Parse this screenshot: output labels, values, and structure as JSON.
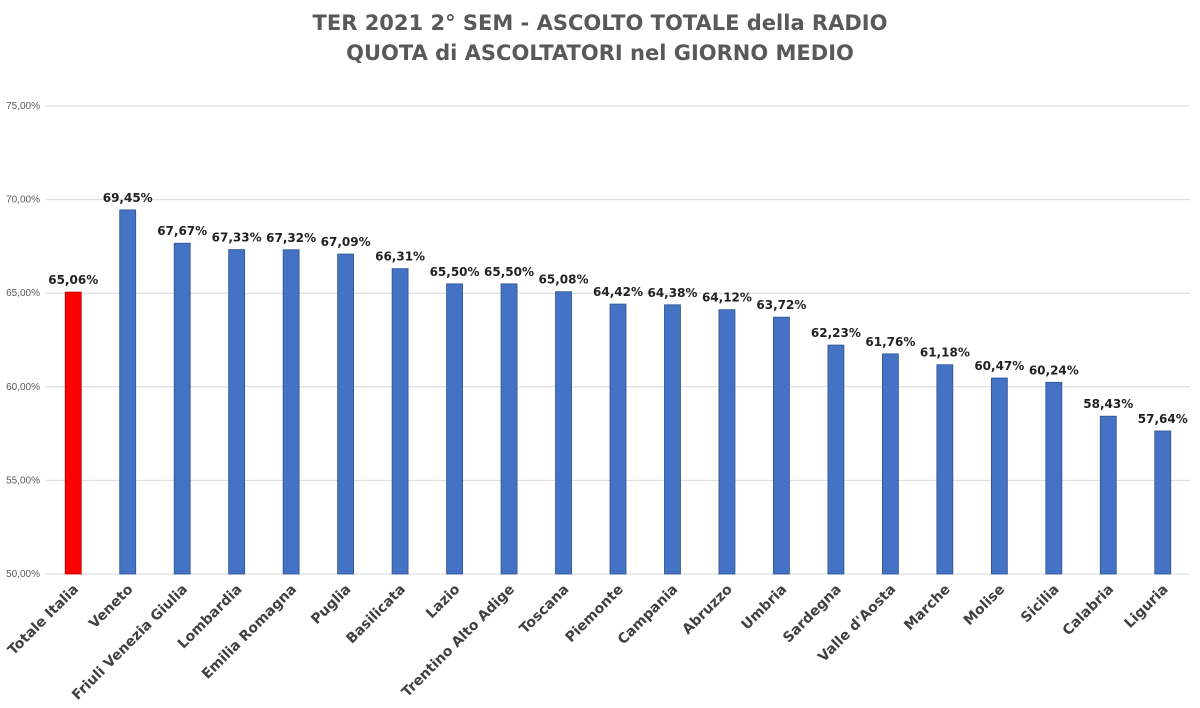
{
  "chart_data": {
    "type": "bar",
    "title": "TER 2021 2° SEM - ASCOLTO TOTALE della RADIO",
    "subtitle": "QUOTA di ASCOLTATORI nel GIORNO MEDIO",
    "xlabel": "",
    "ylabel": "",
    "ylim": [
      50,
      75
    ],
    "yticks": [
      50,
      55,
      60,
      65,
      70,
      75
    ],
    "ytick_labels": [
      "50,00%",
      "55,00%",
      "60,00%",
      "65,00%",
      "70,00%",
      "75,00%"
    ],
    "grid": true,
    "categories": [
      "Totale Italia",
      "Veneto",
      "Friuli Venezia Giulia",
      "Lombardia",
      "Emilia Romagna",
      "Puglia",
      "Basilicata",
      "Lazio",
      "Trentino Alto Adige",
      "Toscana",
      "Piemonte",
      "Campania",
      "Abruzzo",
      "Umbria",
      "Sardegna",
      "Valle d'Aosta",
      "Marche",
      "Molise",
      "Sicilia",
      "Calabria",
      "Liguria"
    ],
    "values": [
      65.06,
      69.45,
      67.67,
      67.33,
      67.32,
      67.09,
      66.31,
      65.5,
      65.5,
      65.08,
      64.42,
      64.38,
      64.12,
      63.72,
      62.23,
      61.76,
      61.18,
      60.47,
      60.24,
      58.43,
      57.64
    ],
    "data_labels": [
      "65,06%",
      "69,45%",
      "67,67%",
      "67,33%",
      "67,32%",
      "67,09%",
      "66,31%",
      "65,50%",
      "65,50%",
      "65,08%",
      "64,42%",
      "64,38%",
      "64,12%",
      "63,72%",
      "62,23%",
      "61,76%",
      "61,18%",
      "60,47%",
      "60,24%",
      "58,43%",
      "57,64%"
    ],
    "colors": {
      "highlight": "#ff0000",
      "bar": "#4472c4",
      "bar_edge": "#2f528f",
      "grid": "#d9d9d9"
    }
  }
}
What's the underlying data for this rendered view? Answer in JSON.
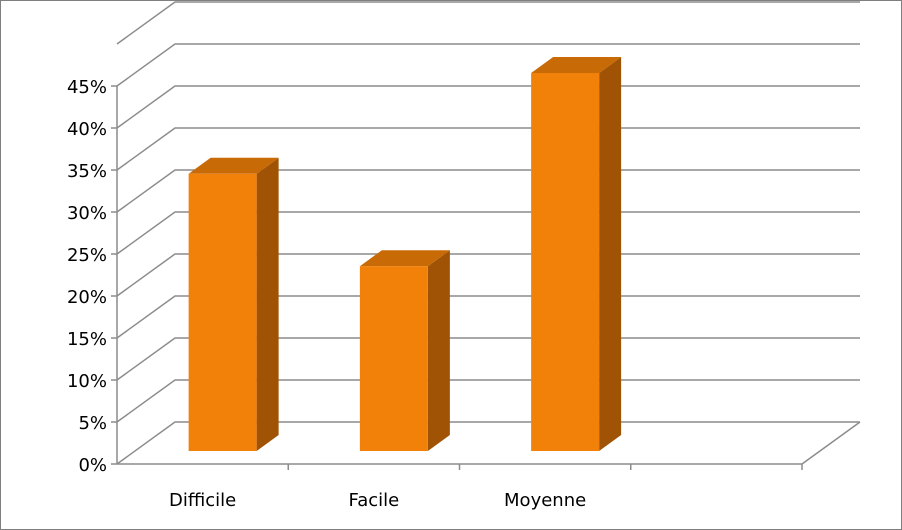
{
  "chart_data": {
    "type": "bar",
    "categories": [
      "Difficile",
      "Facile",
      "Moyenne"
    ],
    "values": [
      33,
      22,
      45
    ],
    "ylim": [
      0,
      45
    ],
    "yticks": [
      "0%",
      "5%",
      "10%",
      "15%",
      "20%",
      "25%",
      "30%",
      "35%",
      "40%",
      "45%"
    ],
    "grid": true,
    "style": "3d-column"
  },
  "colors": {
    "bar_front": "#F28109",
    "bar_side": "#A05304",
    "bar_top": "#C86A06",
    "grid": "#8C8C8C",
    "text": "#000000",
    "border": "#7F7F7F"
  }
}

------------------------------------------------

GIVEN INSTRUCTION: Of the lines in the records, determine how many contain the word "this", and report that number alone.

RESULT: 2